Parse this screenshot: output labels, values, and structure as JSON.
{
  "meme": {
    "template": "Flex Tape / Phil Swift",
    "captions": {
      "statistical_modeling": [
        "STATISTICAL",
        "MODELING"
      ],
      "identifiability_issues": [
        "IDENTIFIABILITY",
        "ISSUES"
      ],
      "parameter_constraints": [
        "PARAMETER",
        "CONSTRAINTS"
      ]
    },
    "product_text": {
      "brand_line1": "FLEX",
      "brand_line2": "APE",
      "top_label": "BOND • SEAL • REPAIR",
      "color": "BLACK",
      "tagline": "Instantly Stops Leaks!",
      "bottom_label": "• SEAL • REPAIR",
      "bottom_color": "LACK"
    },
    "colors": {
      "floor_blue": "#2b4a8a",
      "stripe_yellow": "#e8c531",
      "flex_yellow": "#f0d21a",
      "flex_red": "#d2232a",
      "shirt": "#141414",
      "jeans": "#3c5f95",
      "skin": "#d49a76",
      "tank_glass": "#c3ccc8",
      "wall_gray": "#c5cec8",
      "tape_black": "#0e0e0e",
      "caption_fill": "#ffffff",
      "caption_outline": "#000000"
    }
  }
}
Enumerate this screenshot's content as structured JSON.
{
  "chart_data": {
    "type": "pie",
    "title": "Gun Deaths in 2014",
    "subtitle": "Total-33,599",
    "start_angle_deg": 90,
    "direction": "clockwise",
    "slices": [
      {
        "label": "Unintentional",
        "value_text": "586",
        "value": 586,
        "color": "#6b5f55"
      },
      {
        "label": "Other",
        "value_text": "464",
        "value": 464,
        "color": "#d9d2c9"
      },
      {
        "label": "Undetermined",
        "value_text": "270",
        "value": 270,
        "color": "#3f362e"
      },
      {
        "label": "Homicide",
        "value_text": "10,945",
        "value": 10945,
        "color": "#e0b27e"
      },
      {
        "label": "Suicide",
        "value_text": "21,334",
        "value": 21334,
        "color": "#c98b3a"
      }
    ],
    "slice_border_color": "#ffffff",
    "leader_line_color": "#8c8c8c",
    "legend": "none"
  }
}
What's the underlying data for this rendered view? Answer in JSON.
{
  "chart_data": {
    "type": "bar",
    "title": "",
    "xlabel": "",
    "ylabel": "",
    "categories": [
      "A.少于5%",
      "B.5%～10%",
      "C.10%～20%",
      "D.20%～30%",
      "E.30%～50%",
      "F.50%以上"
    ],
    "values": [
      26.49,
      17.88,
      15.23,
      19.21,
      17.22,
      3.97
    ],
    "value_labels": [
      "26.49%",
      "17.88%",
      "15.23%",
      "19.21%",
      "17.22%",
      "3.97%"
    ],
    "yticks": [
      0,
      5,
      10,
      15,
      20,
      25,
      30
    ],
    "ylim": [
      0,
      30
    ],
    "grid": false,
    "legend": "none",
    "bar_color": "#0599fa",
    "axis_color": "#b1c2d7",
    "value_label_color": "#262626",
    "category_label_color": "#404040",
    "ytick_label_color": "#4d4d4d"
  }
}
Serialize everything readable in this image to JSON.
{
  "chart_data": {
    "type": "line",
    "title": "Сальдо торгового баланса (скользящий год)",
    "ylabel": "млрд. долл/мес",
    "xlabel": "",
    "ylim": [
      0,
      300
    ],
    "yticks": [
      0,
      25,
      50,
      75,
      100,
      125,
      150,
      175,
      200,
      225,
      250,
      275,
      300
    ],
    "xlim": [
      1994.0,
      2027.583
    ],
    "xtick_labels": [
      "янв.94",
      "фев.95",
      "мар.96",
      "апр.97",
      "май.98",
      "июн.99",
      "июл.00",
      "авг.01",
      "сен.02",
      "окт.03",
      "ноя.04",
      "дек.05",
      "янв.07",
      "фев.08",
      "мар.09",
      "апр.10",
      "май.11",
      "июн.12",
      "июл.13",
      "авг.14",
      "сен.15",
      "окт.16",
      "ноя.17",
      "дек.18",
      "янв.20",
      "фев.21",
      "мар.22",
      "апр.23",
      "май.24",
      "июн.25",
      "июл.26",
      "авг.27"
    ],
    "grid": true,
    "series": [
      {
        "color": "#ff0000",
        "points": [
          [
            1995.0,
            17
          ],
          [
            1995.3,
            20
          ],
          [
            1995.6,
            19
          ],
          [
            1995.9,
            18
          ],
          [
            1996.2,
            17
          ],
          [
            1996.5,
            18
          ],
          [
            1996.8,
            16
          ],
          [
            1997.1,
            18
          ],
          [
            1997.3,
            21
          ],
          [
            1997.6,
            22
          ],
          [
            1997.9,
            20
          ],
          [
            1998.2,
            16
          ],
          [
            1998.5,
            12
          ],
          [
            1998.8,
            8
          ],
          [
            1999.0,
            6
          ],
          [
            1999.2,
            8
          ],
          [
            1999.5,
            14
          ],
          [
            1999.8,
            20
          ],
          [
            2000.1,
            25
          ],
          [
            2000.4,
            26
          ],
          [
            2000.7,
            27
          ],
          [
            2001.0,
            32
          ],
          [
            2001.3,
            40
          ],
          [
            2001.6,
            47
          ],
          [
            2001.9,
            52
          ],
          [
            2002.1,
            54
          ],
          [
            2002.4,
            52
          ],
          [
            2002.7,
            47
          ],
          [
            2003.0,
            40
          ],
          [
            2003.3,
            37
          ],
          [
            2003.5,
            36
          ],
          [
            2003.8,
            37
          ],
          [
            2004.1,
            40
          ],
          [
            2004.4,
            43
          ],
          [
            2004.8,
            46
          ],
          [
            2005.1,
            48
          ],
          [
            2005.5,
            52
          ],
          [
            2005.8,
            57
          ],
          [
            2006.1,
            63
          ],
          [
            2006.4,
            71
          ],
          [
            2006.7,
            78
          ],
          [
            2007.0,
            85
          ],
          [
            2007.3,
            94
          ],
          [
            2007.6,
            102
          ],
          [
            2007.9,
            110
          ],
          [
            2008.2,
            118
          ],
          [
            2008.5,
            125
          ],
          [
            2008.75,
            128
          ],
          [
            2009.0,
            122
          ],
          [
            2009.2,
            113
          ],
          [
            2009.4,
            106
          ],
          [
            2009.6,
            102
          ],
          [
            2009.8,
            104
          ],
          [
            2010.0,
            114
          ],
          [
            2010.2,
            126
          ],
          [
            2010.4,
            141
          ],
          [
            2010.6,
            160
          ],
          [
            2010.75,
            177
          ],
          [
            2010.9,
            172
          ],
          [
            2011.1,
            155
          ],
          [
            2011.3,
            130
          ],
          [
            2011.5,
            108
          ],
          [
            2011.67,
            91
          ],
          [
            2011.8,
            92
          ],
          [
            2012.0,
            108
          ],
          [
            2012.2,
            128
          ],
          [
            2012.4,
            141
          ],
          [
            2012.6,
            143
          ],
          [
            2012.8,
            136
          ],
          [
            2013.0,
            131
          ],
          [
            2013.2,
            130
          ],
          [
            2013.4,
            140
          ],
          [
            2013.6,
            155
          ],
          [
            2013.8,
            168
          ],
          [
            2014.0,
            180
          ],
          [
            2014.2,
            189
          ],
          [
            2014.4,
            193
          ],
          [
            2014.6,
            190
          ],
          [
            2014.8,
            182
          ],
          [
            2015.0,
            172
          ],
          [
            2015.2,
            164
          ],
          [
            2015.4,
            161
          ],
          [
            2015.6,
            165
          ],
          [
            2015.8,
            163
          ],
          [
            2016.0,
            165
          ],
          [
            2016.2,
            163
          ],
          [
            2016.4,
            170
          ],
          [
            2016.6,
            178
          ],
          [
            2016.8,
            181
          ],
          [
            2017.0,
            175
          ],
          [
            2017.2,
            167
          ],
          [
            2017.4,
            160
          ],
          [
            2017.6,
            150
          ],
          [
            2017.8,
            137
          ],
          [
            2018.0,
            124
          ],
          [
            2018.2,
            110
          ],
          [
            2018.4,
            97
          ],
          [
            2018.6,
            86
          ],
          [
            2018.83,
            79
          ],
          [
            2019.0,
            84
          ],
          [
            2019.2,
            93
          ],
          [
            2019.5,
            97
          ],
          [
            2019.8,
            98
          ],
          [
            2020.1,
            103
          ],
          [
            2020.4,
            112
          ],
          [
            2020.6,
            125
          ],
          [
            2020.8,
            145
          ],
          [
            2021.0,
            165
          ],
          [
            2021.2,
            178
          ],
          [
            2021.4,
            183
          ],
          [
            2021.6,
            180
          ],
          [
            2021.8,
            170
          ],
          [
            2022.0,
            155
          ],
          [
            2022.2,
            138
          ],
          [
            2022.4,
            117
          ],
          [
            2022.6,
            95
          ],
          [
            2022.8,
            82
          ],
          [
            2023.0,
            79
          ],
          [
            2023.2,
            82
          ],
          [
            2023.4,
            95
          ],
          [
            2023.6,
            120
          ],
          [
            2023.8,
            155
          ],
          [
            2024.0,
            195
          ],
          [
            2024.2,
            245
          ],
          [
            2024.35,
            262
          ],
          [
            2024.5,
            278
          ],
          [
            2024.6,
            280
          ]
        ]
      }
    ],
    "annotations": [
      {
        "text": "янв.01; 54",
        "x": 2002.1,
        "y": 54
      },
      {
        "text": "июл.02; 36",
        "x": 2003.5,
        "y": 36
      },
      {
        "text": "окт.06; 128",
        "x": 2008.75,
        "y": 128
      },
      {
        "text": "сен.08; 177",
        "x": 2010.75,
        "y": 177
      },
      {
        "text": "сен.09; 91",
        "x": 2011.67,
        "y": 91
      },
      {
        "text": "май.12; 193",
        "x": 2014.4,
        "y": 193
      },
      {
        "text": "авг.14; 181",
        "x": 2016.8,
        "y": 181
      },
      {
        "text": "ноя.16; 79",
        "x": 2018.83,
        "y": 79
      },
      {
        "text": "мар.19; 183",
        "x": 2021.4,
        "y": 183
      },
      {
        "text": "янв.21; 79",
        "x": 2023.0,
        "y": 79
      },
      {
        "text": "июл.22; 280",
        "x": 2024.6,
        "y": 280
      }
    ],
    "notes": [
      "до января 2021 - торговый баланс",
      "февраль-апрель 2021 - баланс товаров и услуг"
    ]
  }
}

- _Directions for this task_:
Tally the lines in this data that hold the word "SEAL" and state only the count.

- _The answer_:
2